Exercise aim
Quote the material below verbatim, leaving out the pictures.

Data lines

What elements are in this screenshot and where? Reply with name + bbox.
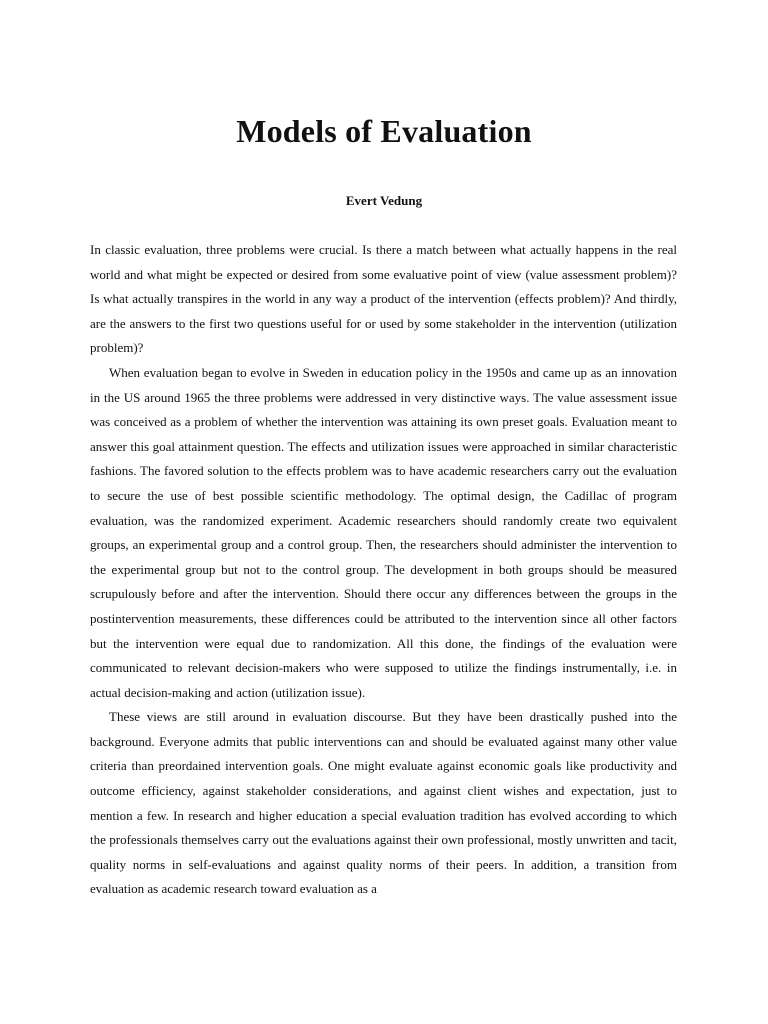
paragraph-1: In classic evaluation, three problems were crucial. Is there a match between what actually happens in the real world and what might be expected or desired from some evaluative point of view (value assessment problem)? Is what actually transpires in the world in any way a product of the intervention (effects problem)? And thirdly, are the answers to the first two questions useful for or used by some stakeholder in the intervention (utilization problem)? [90, 242, 677, 356]
document-title: Models of Evaluation [236, 113, 532, 149]
document-author: Evert Vedung [345, 193, 423, 208]
paragraph-2: When evaluation began to evolve in Sweden in education policy in the 1950s and came up as an innovation in the US around 1965 the three problems were addressed in very distinctive ways. The value assessment issue was conceived as a problem of whether the intervention was attaining its own preset goals. Evaluation meant to answer this goal attainment question. The effects and utilization issues were approached in similar characteristic fashions. The favored solution to the effects problem was to have academic researchers carry out the evaluation to secure the use of best possible scientific methodology. The optimal design, the Cadillac of program evaluation, was the randomized experiment. Academic researchers should randomly create two equivalent groups, an experimental group and a control group. Then, the researchers should administer the intervention to the experimental group but not to the control group. The development in both groups should be measured scrupulously before and after the intervention. Should there occur any differences between the groups in the postintervention measurements, these differences could be attributed to the intervention since all other factors but the intervention were equal due to randomization. All this done, the findings of the evaluation were communicated to relevant decision-makers who were supposed to utilize the findings instrumentally, i.e. in actual decision-making and action (utilization issue). [90, 364, 677, 700]
paragraph-3: These views are still around in evaluation discourse. But they have been drastically pushed into the background. Everyone admits that public interventions can and should be evaluated against many other value criteria than preordained intervention goals. One might evaluate against economic goals like productivity and outcome efficiency, against stakeholder considerations, and against client wishes and expectation, just to mention a few. In research and higher education a special evaluation tradition has evolved according to which the professionals themselves carry out the evaluations against their own professional, mostly unwritten and tacit, quality norms in self-evaluations and against quality norms of their peers. In addition, a transition from evaluation as academic research toward evaluation as a [90, 709, 677, 897]
document-body [90, 238, 677, 902]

Response
What elements are in this screenshot and where? Reply with name + bbox.
paragraph-1: In classic evaluation, three problems were crucial. Is there a match between what actually happens in the real world and what might be expected or desired from some evaluative point of view (value assessment problem)? Is what actually transpires in the world in any way a product of the intervention (effects problem)? And thirdly, are the answers to the first two questions useful for or used by some stakeholder in the intervention (utilization problem)? [90, 242, 677, 356]
document-title: Models of Evaluation [236, 113, 532, 149]
document-author: Evert Vedung [345, 193, 423, 208]
paragraph-2: When evaluation began to evolve in Sweden in education policy in the 1950s and came up as an innovation in the US around 1965 the three problems were addressed in very distinctive ways. The value assessment issue was conceived as a problem of whether the intervention was attaining its own preset goals. Evaluation meant to answer this goal attainment question. The effects and utilization issues were approached in similar characteristic fashions. The favored solution to the effects problem was to have academic researchers carry out the evaluation to secure the use of best possible scientific methodology. The optimal design, the Cadillac of program evaluation, was the randomized experiment. Academic researchers should randomly create two equivalent groups, an experimental group and a control group. Then, the researchers should administer the intervention to the experimental group but not to the control group. The development in both groups should be measured scrupulously before and after the intervention. Should there occur any differences between the groups in the postintervention measurements, these differences could be attributed to the intervention since all other factors but the intervention were equal due to randomization. All this done, the findings of the evaluation were communicated to relevant decision-makers who were supposed to utilize the findings instrumentally, i.e. in actual decision-making and action (utilization issue). [90, 364, 677, 700]
paragraph-3: These views are still around in evaluation discourse. But they have been drastically pushed into the background. Everyone admits that public interventions can and should be evaluated against many other value criteria than preordained intervention goals. One might evaluate against economic goals like productivity and outcome efficiency, against stakeholder considerations, and against client wishes and expectation, just to mention a few. In research and higher education a special evaluation tradition has evolved according to which the professionals themselves carry out the evaluations against their own professional, mostly unwritten and tacit, quality norms in self-evaluations and against quality norms of their peers. In addition, a transition from evaluation as academic research toward evaluation as a [90, 709, 677, 897]
document-body [90, 238, 677, 902]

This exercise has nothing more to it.